§ **WRITTEN EXERCISE**
Find "Transcribe this chart's" in the records that follow; print that line and each subsequent line through the last one, verbatim and with nothing added.

[start]

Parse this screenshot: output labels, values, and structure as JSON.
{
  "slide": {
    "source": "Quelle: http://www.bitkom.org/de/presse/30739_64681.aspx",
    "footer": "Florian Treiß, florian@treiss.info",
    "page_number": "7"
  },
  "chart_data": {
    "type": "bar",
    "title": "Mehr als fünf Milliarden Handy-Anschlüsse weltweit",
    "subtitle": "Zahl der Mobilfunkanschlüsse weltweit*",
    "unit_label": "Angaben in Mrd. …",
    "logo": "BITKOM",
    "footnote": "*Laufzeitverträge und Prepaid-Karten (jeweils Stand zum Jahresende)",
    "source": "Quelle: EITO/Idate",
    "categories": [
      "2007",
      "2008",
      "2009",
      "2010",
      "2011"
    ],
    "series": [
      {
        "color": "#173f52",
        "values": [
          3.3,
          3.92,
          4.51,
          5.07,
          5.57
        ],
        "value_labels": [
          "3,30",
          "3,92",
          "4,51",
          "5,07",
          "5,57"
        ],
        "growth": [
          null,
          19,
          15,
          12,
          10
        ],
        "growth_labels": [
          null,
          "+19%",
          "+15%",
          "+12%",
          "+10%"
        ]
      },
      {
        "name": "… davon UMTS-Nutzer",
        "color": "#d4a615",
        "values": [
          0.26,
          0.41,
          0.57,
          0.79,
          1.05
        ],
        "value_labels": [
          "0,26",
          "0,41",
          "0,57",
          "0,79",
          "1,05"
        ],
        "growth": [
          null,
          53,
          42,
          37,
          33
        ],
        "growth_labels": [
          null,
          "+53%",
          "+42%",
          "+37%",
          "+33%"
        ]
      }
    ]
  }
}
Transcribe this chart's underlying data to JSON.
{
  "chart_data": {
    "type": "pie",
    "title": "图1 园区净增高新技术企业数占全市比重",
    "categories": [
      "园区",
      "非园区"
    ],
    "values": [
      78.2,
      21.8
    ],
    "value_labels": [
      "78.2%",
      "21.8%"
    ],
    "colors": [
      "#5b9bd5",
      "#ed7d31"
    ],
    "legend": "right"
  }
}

[end]

§ **OUTPUT OF THE EXERCISE**
Transcribe this chart's underlying data to JSON.
{
  "chart_data": {
    "type": "pie",
    "title": "图1 园区净增高新技术企业数占全市比重",
    "categories": [
      "园区",
      "非园区"
    ],
    "values": [
      78.2,
      21.8
    ],
    "value_labels": [
      "78.2%",
      "21.8%"
    ],
    "colors": [
      "#5b9bd5",
      "#ed7d31"
    ],
    "legend": "right"
  }
}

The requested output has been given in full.